# [GIVEN INSTRUCTION A]
Reproduce the rows verbatim, starting at the row containing "154, 1513, 171]" and ending with the row containing "484, 1862, 509]", including both.

------------------------------------------------

Forbes Family Office Reveals National Ambition (Exclusive)

Forbes is taking its gold-plated brand in a new direction. The Forbes Family Trust says it is planning to leverage its high-profile name and wealth management experience to launch a national multifamily office.

"We see an opportunity to have a national RIA multifamily office brand with the Forbes name," says Scott Gregorchuk, chief executive of Forbes Family Trust. "We are surgically targeting the right advisors and investment advisory firms to join our effort."

Forbes is pursuing both acquisitions and strategic partnerships with an equity stake, Gregorchuk says. "We want to maintain flexibility and find the right teams where there are solutions for both parties."

 

READY FOR ACTION

The multifamily office is "ready to take action" and begin a national rollout if it finds the right advisor team, according to Gregorchuk. "We're not in a rush, so it could be one month or it could be six months," he says.

Founded in 2009 by the Forbes family as a multifamily office, Forbes Family Trust joined forces with LGL Partners, a Philadelphia-based multifamily office, two years later. LGL is the successor firm to Brooks Capital Group, a family office founded by Brook Lenfest in 2000 to handle his family's investments after it sold Lenfest Communications to cable giant Comcast.

LGL has an equity interest in the Forbes firm; smaller stakes in the company are also owned by Gregorchuk, Chief Investment Officer William Luterman and President Keith M. Bloomfield. Company executives declined to discuss ownership stakes held by members of the Forbes family.

The combined firms, which will be marketed under the Forbes name, have about $1.5 billion in assets, according to Gregorchuk, and serve about 30 families with a staff of 15 advisors.

Yet so far, Forbes Family Trust has attracted little attention. An ADV form filed with regulators late last year said the firm had 10 or fewer clients; in July, Gregorchuk said the combined firm had 30 clients. "They have a gold-plated brand like Rockefeller and Guggenheim, but they haven't done much with it," says one well-connected insider. "I don't see them around much, and I don't know anyone who uses them."

------------------------------------------------

# [GIVEN INSTRUCTION B]
Using the article on the Forbes family office, state whether each statement agrees with it, and answer yes or no with the deciding words quoted: (i) Forbes Family Trust was founded in 2009; (ii) the combined firms serve about 50 families; (iii) LGL Partners is based in Boston.

------------------------------------------------

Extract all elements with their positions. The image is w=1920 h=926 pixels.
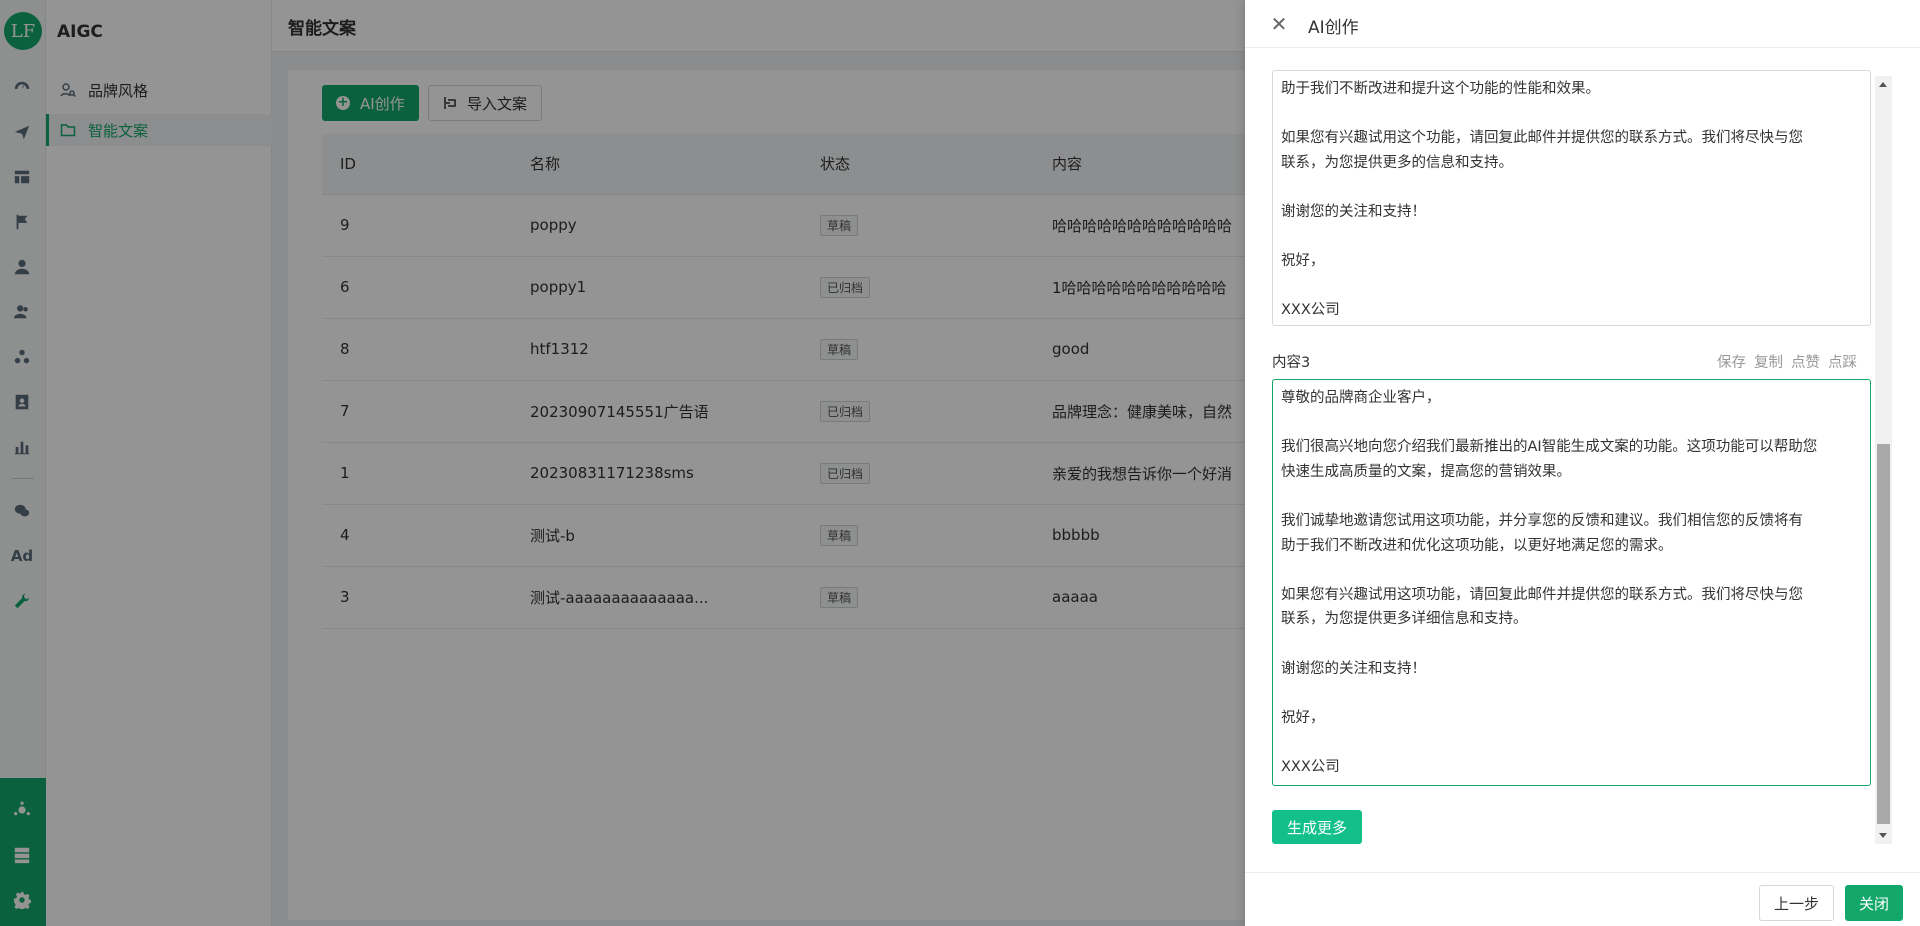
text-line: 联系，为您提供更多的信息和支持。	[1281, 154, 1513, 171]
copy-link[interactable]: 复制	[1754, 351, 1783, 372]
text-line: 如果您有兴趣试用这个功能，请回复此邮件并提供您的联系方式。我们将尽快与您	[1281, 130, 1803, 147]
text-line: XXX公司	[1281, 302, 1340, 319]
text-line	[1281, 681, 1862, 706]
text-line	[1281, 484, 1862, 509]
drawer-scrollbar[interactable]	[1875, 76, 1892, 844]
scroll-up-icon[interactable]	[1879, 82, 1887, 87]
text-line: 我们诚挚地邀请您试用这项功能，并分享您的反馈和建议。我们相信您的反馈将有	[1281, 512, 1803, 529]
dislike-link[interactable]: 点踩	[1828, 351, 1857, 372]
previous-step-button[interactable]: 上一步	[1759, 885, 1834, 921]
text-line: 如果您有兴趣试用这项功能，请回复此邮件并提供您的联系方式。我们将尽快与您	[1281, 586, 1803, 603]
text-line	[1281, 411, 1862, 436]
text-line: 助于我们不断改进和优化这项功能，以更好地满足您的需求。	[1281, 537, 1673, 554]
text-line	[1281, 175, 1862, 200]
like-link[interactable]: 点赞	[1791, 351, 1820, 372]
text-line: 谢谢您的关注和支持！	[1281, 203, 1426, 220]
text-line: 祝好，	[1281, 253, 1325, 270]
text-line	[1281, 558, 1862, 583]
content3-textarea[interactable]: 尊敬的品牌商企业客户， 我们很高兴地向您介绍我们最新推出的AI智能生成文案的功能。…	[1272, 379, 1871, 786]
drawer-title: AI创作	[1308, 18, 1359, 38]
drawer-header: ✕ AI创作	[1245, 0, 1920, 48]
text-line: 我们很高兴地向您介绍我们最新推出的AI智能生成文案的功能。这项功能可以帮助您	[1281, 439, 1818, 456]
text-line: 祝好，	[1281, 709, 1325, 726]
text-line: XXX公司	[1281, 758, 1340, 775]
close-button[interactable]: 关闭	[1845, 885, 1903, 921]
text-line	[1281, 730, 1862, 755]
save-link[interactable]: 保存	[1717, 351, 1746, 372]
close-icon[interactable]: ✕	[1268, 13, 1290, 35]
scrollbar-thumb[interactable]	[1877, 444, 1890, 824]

------------------------------------------------

# [EXERCISE RESPONSE A]
text-line: 联系，为您提供更多的信息和支持。	[1281, 154, 1513, 171]
copy-link[interactable]: 复制	[1754, 351, 1783, 372]
text-line: 如果您有兴趣试用这个功能，请回复此邮件并提供您的联系方式。我们将尽快与您	[1281, 130, 1803, 147]
text-line: XXX公司	[1281, 302, 1340, 319]
text-line	[1281, 681, 1862, 706]
text-line	[1281, 484, 1862, 509]

# [EXERCISE RESPONSE B]
(i) Yes: "Founded in 2009 by the Forbes family as a multifamily office"
(ii) No: "serve about 30 families with a staff of 15 advisors"
(iii) No: "LGL Partners, a Philadelphia-based multifamily office"